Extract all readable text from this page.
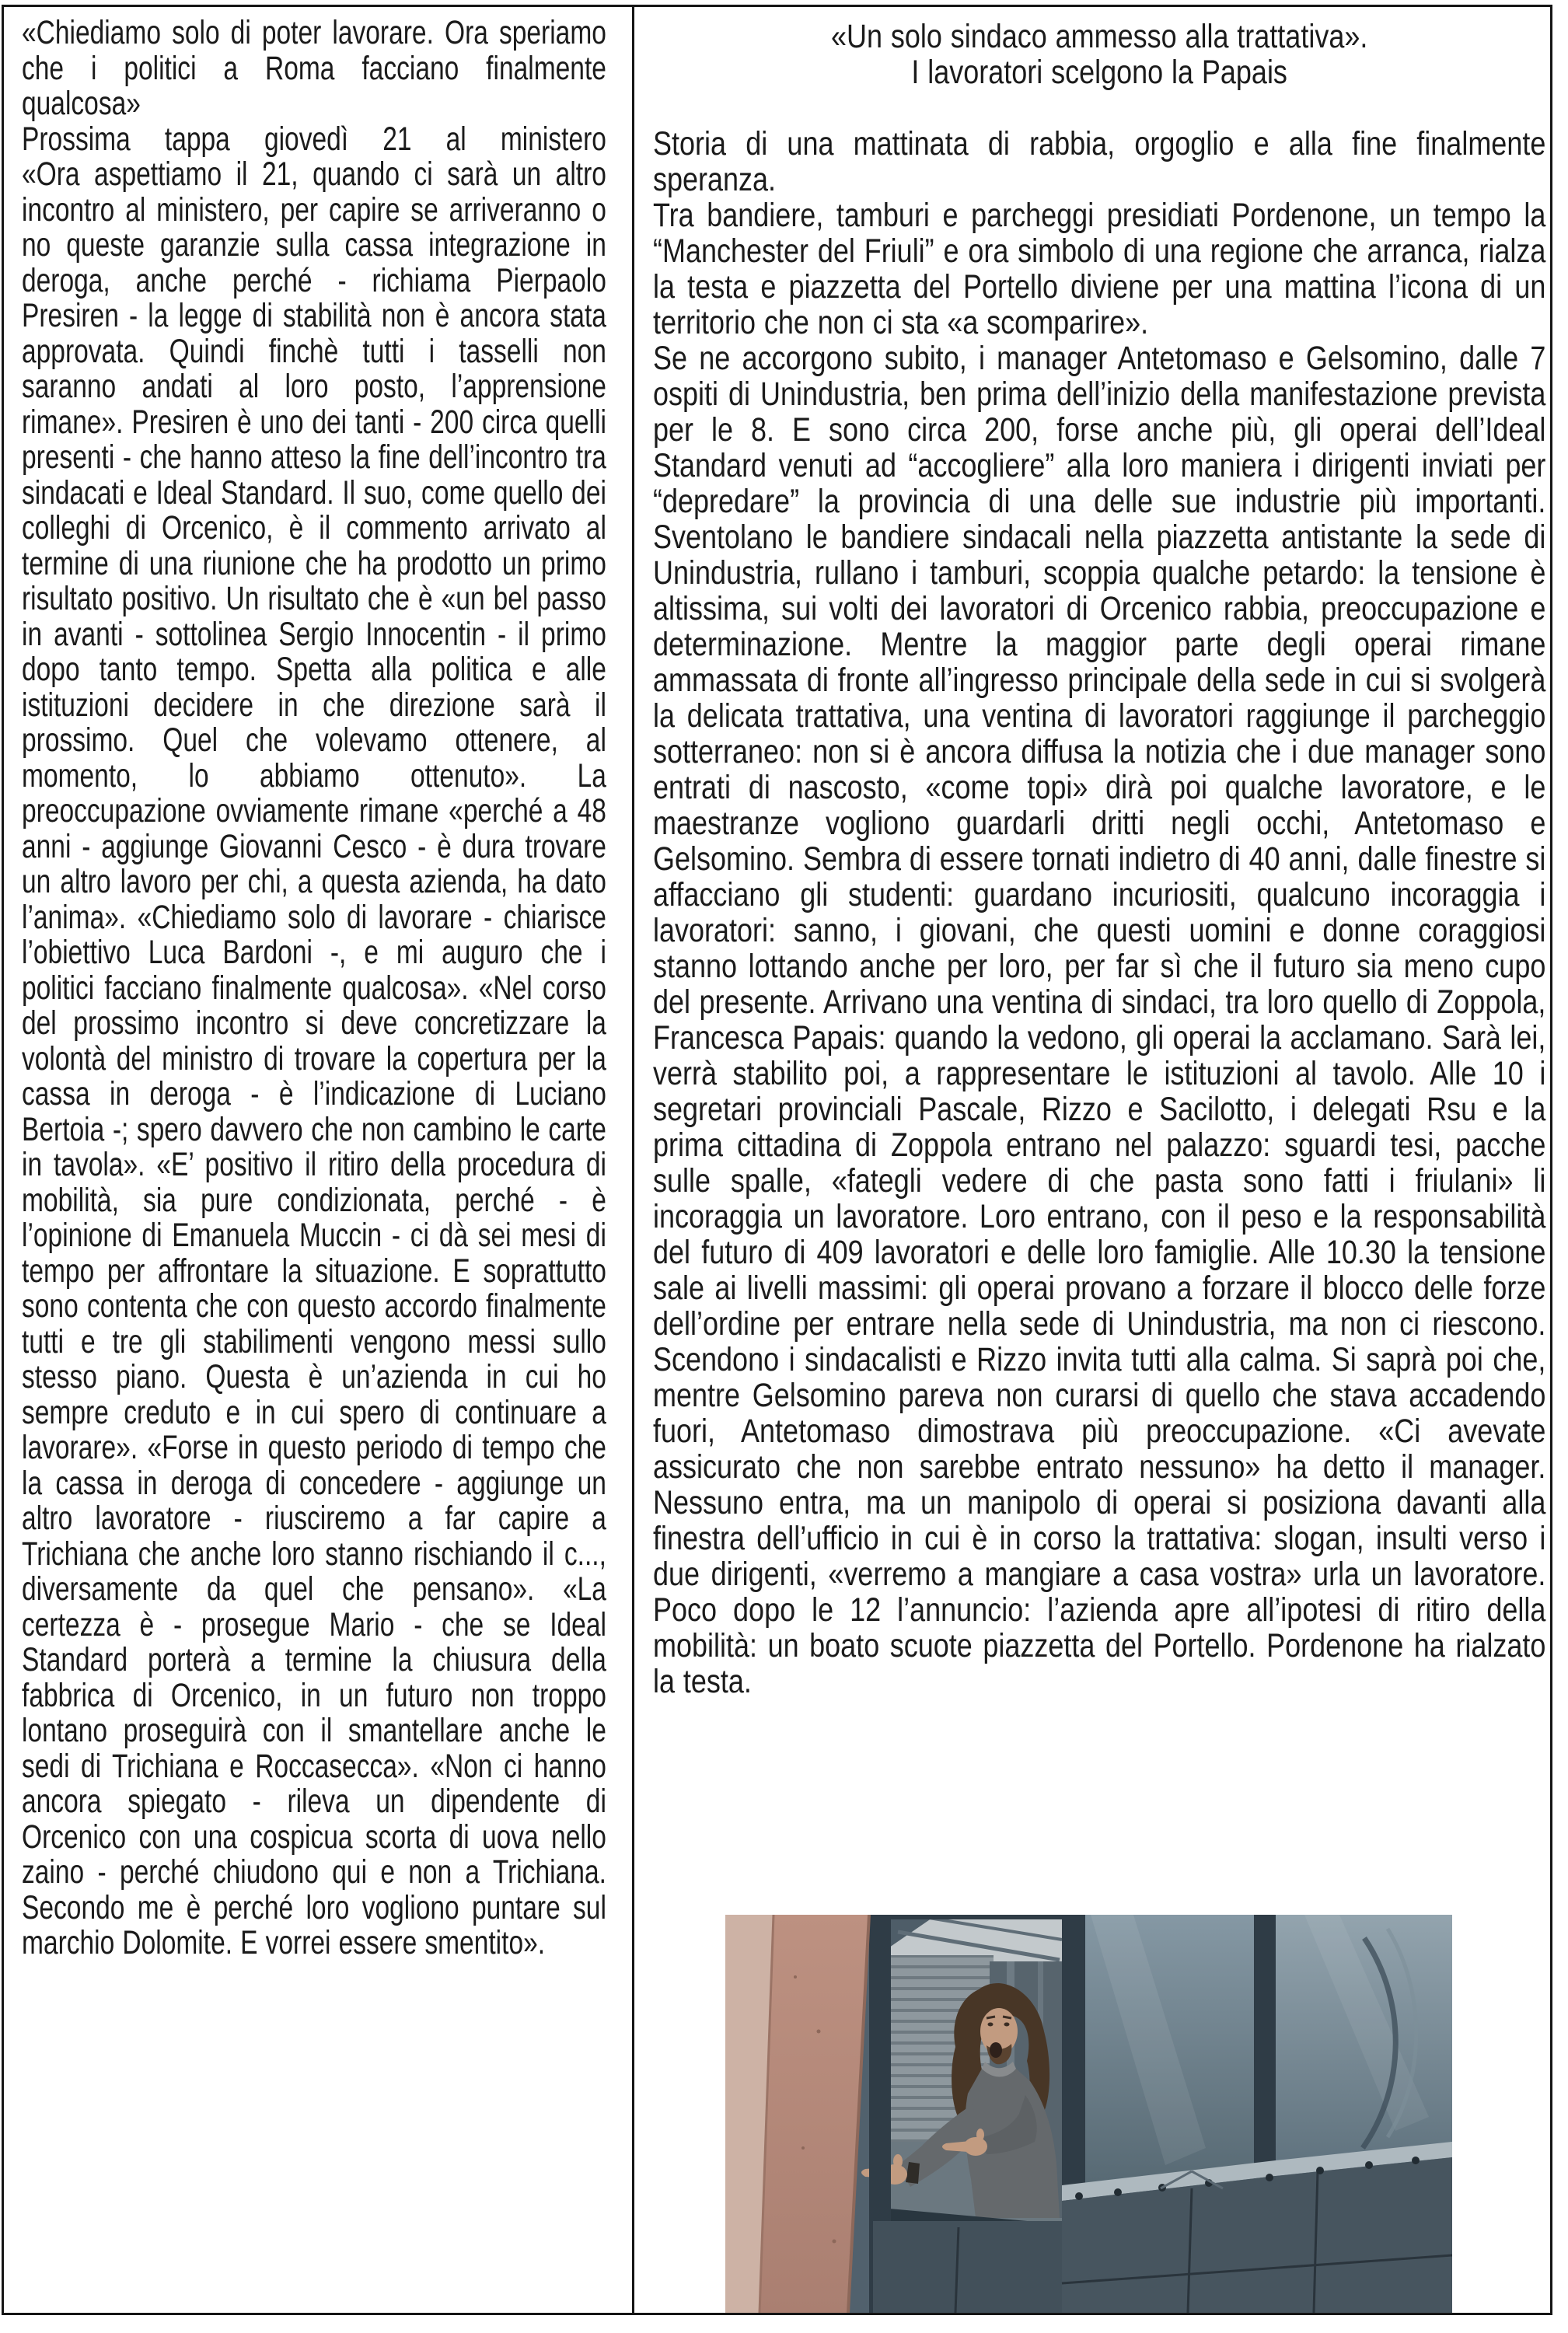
«Chiediamo solo di poter lavorare. Ora speriamo che i politici a Roma facciano finalmente qualcosa»

Prossima tappa giovedì 21 al ministero

«Ora aspettiamo il 21, quando ci sarà un altro incontro al ministero, per capire se arriveranno o no queste garanzie sulla cassa integrazione in deroga, anche perché - richiama Pierpaolo Presiren - la legge di stabilità non è ancora stata approvata. Quindi finchè tutti i tasselli non saranno andati al loro posto, l’apprensione rimane». Presiren è uno dei tanti - 200 circa quelli presenti - che hanno atteso la fine dell’incontro tra sindacati e Ideal Standard. Il suo, come quello dei colleghi di Orcenico, è il commento arrivato al termine di una riunione che ha prodotto un primo risultato positivo. Un risultato che è «un bel passo in avanti - sottolinea Sergio Innocentin - il primo dopo tanto tempo. Spetta alla politica e alle istituzioni decidere in che direzione sarà il prossimo. Quel che volevamo ottenere, al momento, lo abbiamo ottenuto». La preoccupazione ovviamente rimane «perché a 48 anni - aggiunge Giovanni Cesco - è dura trovare un altro lavoro per chi, a questa azienda, ha dato l’anima». «Chiediamo solo di lavorare - chiarisce l’obiettivo Luca Bardoni -, e mi auguro che i politici facciano finalmente qualcosa». «Nel corso del prossimo incontro si deve concretizzare la volontà del ministro di trovare la copertura per la cassa in deroga - è l’indicazione di Luciano Bertoia -; spero davvero che non cambino le carte in tavola». «E’ positivo il ritiro della procedura di mobilità, sia pure condizionata, perché - è l’opinione di Emanuela Muccin - ci dà sei mesi di tempo per affrontare la situazione. E soprattutto sono contenta che con questo accordo finalmente tutti e tre gli stabilimenti vengono messi sullo stesso piano. Questa è un’azienda in cui ho sempre creduto e in cui spero di continuare a lavorare». «Forse in questo periodo di tempo che la cassa in deroga di concedere - aggiunge un altro lavoratore - riusciremo a far capire a Trichiana che anche loro stanno rischiando il c..., diversamente da quel che pensano». «La certezza è - prosegue Mario - che se Ideal Standard porterà a termine la chiusura della fabbrica di Orcenico, in un futuro non troppo lontano proseguirà con il smantellare anche le sedi di Trichiana e Roccasecca». «Non ci hanno ancora spiegato - rileva un dipendente di Orcenico con una cospicua scorta di uova nello zaino - perché chiudono qui e non a Trichiana. Secondo me è perché loro vogliono puntare sul marchio Dolomite. E vorrei essere smentito».

«Un solo sindaco ammesso alla trattativa».
I lavoratori scelgono la Papais

Storia di una mattinata di rabbia, orgoglio e alla fine finalmente speranza.

Tra bandiere, tamburi e parcheggi presidiati Pordenone, un tempo la “Manchester del Friuli” e ora simbolo di una regione che arranca, rialza la testa e piazzetta del Portello diviene per una mattina l’icona di un territorio che non ci sta «a scomparire».

Se ne accorgono subito, i manager Antetomaso e Gelsomino, dalle 7 ospiti di Unindustria, ben prima dell’inizio della manifestazione prevista per le 8. E sono circa 200, forse anche più, gli operai dell’Ideal Standard venuti ad “accogliere” alla loro maniera i dirigenti inviati per “depredare” la provincia di una delle sue industrie più importanti. Sventolano le bandiere sindacali nella piazzetta antistante la sede di Unindustria, rullano i tamburi, scoppia qualche petardo: la tensione è altissima, sui volti dei lavoratori di Orcenico rabbia, preoccupazione e determinazione. Mentre la maggior parte degli operai rimane ammassata di fronte all’ingresso principale della sede in cui si svolgerà la delicata trattativa, una ventina di lavoratori raggiunge il parcheggio sotterraneo: non si è ancora diffusa la notizia che i due manager sono entrati di nascosto, «come topi» dirà poi qualche lavoratore, e le maestranze vogliono guardarli dritti negli occhi, Antetomaso e Gelsomino. Sembra di essere tornati indietro di 40 anni, dalle finestre si affacciano gli studenti: guardano incuriositi, qualcuno incoraggia i lavoratori: sanno, i giovani, che questi uomini e donne coraggiosi stanno lottando anche per loro, per far sì che il futuro sia meno cupo del presente. Arrivano una ventina di sindaci, tra loro quello di Zoppola, Francesca Papais: quando la vedono, gli operai la acclamano. Sarà lei, verrà stabilito poi, a rappresentare le istituzioni al tavolo. Alle 10 i segretari provinciali Pascale, Rizzo e Sacilotto, i delegati Rsu e la prima cittadina di Zoppola entrano nel palazzo: sguardi tesi, pacche sulle spalle, «fategli vedere di che pasta sono fatti i friulani» li incoraggia un lavoratore. Loro entrano, con il peso e la responsabilità del futuro di 409 lavoratori e delle loro famiglie. Alle 10.30 la tensione sale ai livelli massimi: gli operai provano a forzare il blocco delle forze dell’ordine per entrare nella sede di Unindustria, ma non ci riescono. Scendono i sindacalisti e Rizzo invita tutti alla calma. Si saprà poi che, mentre Gelsomino pareva non curarsi di quello che stava accadendo fuori, Antetomaso dimostrava più preoccupazione. «Ci avevate assicurato che non sarebbe entrato nessuno» ha detto il manager. Nessuno entra, ma un manipolo di operai si posiziona davanti alla finestra dell’ufficio in cui è in corso la trattativa: slogan, insulti verso i due dirigenti, «verremo a mangiare a casa vostra» urla un lavoratore. Poco dopo le 12 l’annuncio: l’azienda apre all’ipotesi di ritiro della mobilità: un boato scuote piazzetta del Portello. Pordenone ha rialzato la testa.
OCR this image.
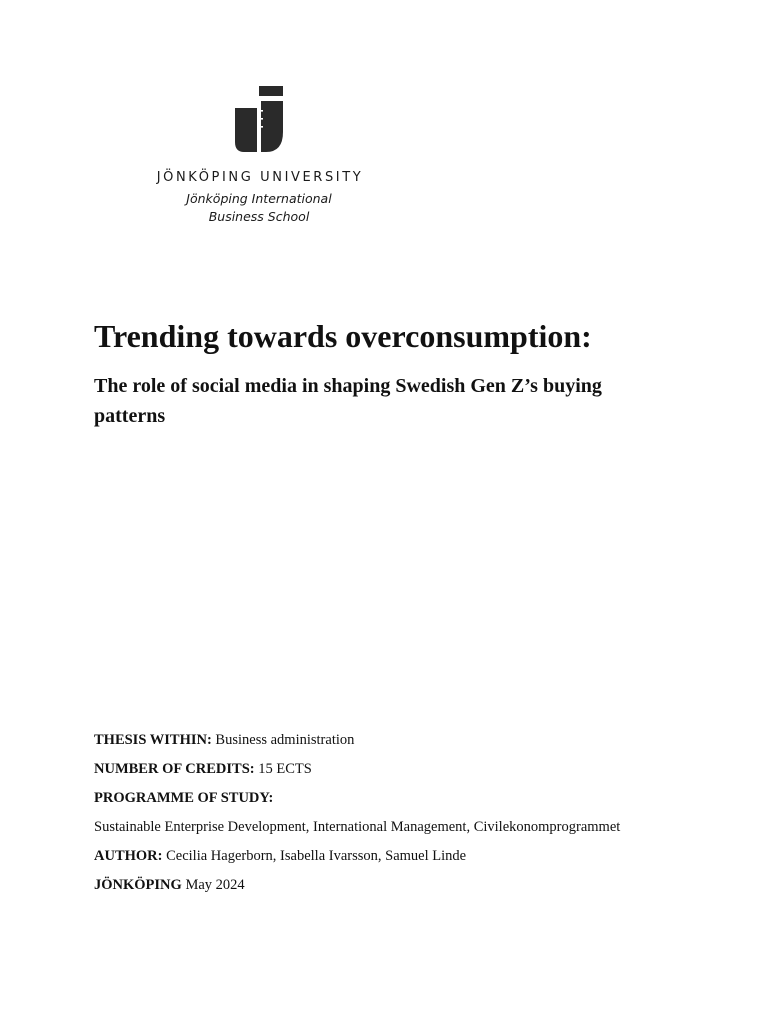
JÖNKÖPING UNIVERSITY
Jönköping International
Business School
Trending towards overconsumption:
The role of social media in shaping Swedish Gen Z’s buying patterns
THESIS WITHIN: Business administration
NUMBER OF CREDITS: 15 ECTS
PROGRAMME OF STUDY:
Sustainable Enterprise Development, International Management, Civilekonomprogrammet
AUTHOR: Cecilia Hagerborn, Isabella Ivarsson, Samuel Linde
JÖNKÖPING May 2024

================

> _Do this_: Find every line in the records that contains the word "International"; copy those lines.

> _Solution_:
Jönköping International
Sustainable Enterprise Development, International Management, Civilekonomprogrammet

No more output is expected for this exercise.